» TASK INSTRUCTIONS
Without including any images, repeat the data exactly.

» DATA PROVIDED
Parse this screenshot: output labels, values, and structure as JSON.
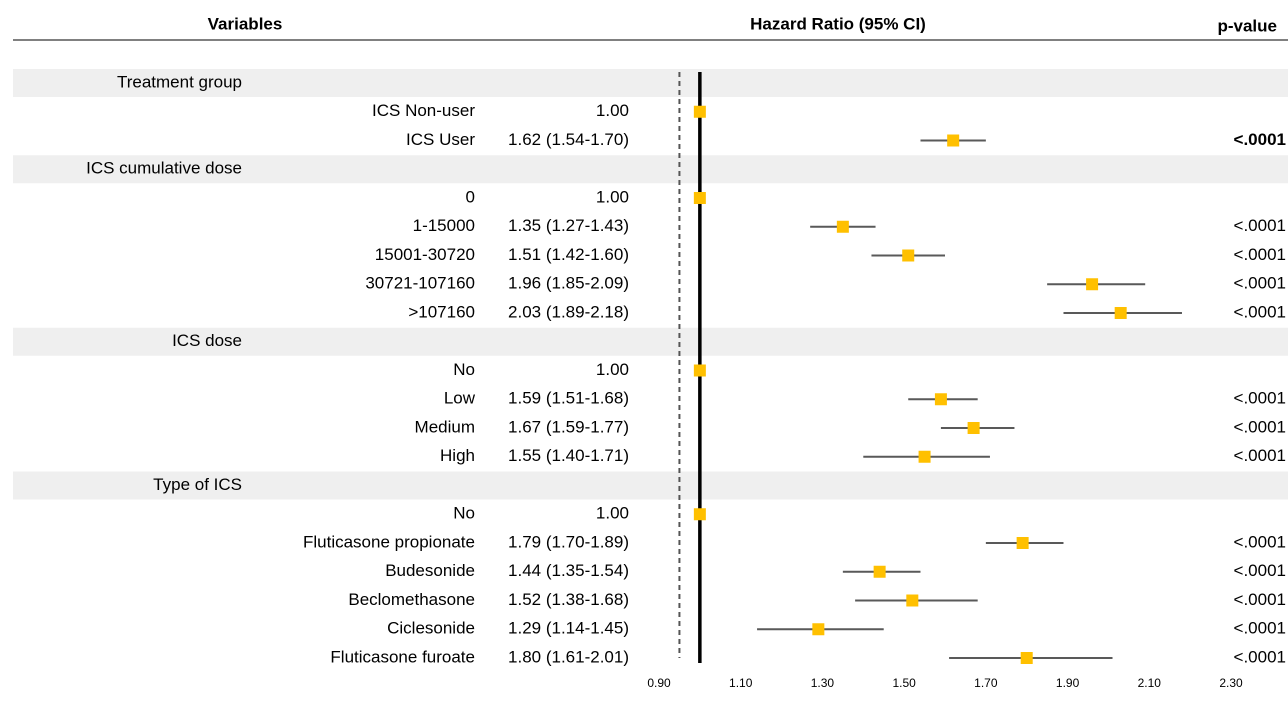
{
  "chart_data": {
    "type": "forest",
    "headers": {
      "variables": "Variables",
      "estimate": "Hazard Ratio (95% CI)",
      "p": "p-value"
    },
    "xlim": [
      0.9,
      2.3
    ],
    "xticks": [
      {
        "value": 0.9,
        "label": "0.90"
      },
      {
        "value": 1.1,
        "label": "1.10"
      },
      {
        "value": 1.3,
        "label": "1.30"
      },
      {
        "value": 1.5,
        "label": "1.50"
      },
      {
        "value": 1.7,
        "label": "1.70"
      },
      {
        "value": 1.9,
        "label": "1.90"
      },
      {
        "value": 2.1,
        "label": "2.10"
      },
      {
        "value": 2.3,
        "label": "2.30"
      }
    ],
    "ref_line": 1,
    "dashed_line": 0.95,
    "marker_color": "#ffc000",
    "ci_color": "#595959",
    "band_color": "#efefef",
    "groups": [
      {
        "name": "Treatment group",
        "rows": [
          {
            "label": "ICS Non-user",
            "hr": 1,
            "value_label": "1.00"
          },
          {
            "label": "ICS User",
            "hr": 1.62,
            "lo": 1.54,
            "hi": 1.7,
            "value_label": "1.62 (1.54-1.70)",
            "p": "<.0001"
          }
        ]
      },
      {
        "name": "ICS cumulative dose",
        "rows": [
          {
            "label": "0",
            "hr": 1,
            "value_label": "1.00"
          },
          {
            "label": "1-15000",
            "hr": 1.35,
            "lo": 1.27,
            "hi": 1.43,
            "value_label": "1.35 (1.27-1.43)",
            "p": "<.0001"
          },
          {
            "label": "15001-30720",
            "hr": 1.51,
            "lo": 1.42,
            "hi": 1.6,
            "value_label": "1.51 (1.42-1.60)",
            "p": "<.0001"
          },
          {
            "label": "30721-107160",
            "hr": 1.96,
            "lo": 1.85,
            "hi": 2.09,
            "value_label": "1.96 (1.85-2.09)",
            "p": "<.0001"
          },
          {
            "label": ">107160",
            "hr": 2.03,
            "lo": 1.89,
            "hi": 2.18,
            "value_label": "2.03 (1.89-2.18)",
            "p": "<.0001"
          }
        ]
      },
      {
        "name": "ICS dose",
        "rows": [
          {
            "label": "No",
            "hr": 1,
            "value_label": "1.00"
          },
          {
            "label": "Low",
            "hr": 1.59,
            "lo": 1.51,
            "hi": 1.68,
            "value_label": "1.59 (1.51-1.68)",
            "p": "<.0001"
          },
          {
            "label": "Medium",
            "hr": 1.67,
            "lo": 1.59,
            "hi": 1.77,
            "value_label": "1.67 (1.59-1.77)",
            "p": "<.0001"
          },
          {
            "label": "High",
            "hr": 1.55,
            "lo": 1.4,
            "hi": 1.71,
            "value_label": "1.55 (1.40-1.71)",
            "p": "<.0001"
          }
        ]
      },
      {
        "name": "Type of ICS",
        "rows": [
          {
            "label": "No",
            "hr": 1,
            "value_label": "1.00"
          },
          {
            "label": "Fluticasone propionate",
            "hr": 1.79,
            "lo": 1.7,
            "hi": 1.89,
            "value_label": "1.79 (1.70-1.89)",
            "p": "<.0001"
          },
          {
            "label": "Budesonide",
            "hr": 1.44,
            "lo": 1.35,
            "hi": 1.54,
            "value_label": "1.44 (1.35-1.54)",
            "p": "<.0001"
          },
          {
            "label": "Beclomethasone",
            "hr": 1.52,
            "lo": 1.38,
            "hi": 1.68,
            "value_label": "1.52 (1.38-1.68)",
            "p": "<.0001"
          },
          {
            "label": "Ciclesonide",
            "hr": 1.29,
            "lo": 1.14,
            "hi": 1.45,
            "value_label": "1.29 (1.14-1.45)",
            "p": "<.0001"
          },
          {
            "label": "Fluticasone furoate",
            "hr": 1.8,
            "lo": 1.61,
            "hi": 2.01,
            "value_label": "1.80 (1.61-2.01)",
            "p": "<.0001"
          }
        ]
      }
    ]
  }
}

» ANSWER FOR THIS EXERCISE
Parse this screenshot: output labels, values, and structure as JSON.
{
  "chart_data": {
    "type": "forest",
    "headers": {
      "variables": "Variables",
      "estimate": "Hazard Ratio (95% CI)",
      "p": "p-value"
    },
    "xlim": [
      0.9,
      2.3
    ],
    "xticks": [
      {
        "value": 0.9,
        "label": "0.90"
      },
      {
        "value": 1.1,
        "label": "1.10"
      },
      {
        "value": 1.3,
        "label": "1.30"
      },
      {
        "value": 1.5,
        "label": "1.50"
      },
      {
        "value": 1.7,
        "label": "1.70"
      },
      {
        "value": 1.9,
        "label": "1.90"
      },
      {
        "value": 2.1,
        "label": "2.10"
      },
      {
        "value": 2.3,
        "label": "2.30"
      }
    ],
    "ref_line": 1,
    "dashed_line": 0.95,
    "marker_color": "#ffc000",
    "ci_color": "#595959",
    "band_color": "#efefef",
    "groups": [
      {
        "name": "Treatment group",
        "rows": [
          {
            "label": "ICS Non-user",
            "hr": 1,
            "value_label": "1.00"
          },
          {
            "label": "ICS User",
            "hr": 1.62,
            "lo": 1.54,
            "hi": 1.7,
            "value_label": "1.62 (1.54-1.70)",
            "p": "<.0001"
          }
        ]
      },
      {
        "name": "ICS cumulative dose",
        "rows": [
          {
            "label": "0",
            "hr": 1,
            "value_label": "1.00"
          },
          {
            "label": "1-15000",
            "hr": 1.35,
            "lo": 1.27,
            "hi": 1.43,
            "value_label": "1.35 (1.27-1.43)",
            "p": "<.0001"
          },
          {
            "label": "15001-30720",
            "hr": 1.51,
            "lo": 1.42,
            "hi": 1.6,
            "value_label": "1.51 (1.42-1.60)",
            "p": "<.0001"
          },
          {
            "label": "30721-107160",
            "hr": 1.96,
            "lo": 1.85,
            "hi": 2.09,
            "value_label": "1.96 (1.85-2.09)",
            "p": "<.0001"
          },
          {
            "label": ">107160",
            "hr": 2.03,
            "lo": 1.89,
            "hi": 2.18,
            "value_label": "2.03 (1.89-2.18)",
            "p": "<.0001"
          }
        ]
      },
      {
        "name": "ICS dose",
        "rows": [
          {
            "label": "No",
            "hr": 1,
            "value_label": "1.00"
          },
          {
            "label": "Low",
            "hr": 1.59,
            "lo": 1.51,
            "hi": 1.68,
            "value_label": "1.59 (1.51-1.68)",
            "p": "<.0001"
          },
          {
            "label": "Medium",
            "hr": 1.67,
            "lo": 1.59,
            "hi": 1.77,
            "value_label": "1.67 (1.59-1.77)",
            "p": "<.0001"
          },
          {
            "label": "High",
            "hr": 1.55,
            "lo": 1.4,
            "hi": 1.71,
            "value_label": "1.55 (1.40-1.71)",
            "p": "<.0001"
          }
        ]
      },
      {
        "name": "Type of ICS",
        "rows": [
          {
            "label": "No",
            "hr": 1,
            "value_label": "1.00"
          },
          {
            "label": "Fluticasone propionate",
            "hr": 1.79,
            "lo": 1.7,
            "hi": 1.89,
            "value_label": "1.79 (1.70-1.89)",
            "p": "<.0001"
          },
          {
            "label": "Budesonide",
            "hr": 1.44,
            "lo": 1.35,
            "hi": 1.54,
            "value_label": "1.44 (1.35-1.54)",
            "p": "<.0001"
          },
          {
            "label": "Beclomethasone",
            "hr": 1.52,
            "lo": 1.38,
            "hi": 1.68,
            "value_label": "1.52 (1.38-1.68)",
            "p": "<.0001"
          },
          {
            "label": "Ciclesonide",
            "hr": 1.29,
            "lo": 1.14,
            "hi": 1.45,
            "value_label": "1.29 (1.14-1.45)",
            "p": "<.0001"
          },
          {
            "label": "Fluticasone furoate",
            "hr": 1.8,
            "lo": 1.61,
            "hi": 2.01,
            "value_label": "1.80 (1.61-2.01)",
            "p": "<.0001"
          }
        ]
      }
    ]
  }
}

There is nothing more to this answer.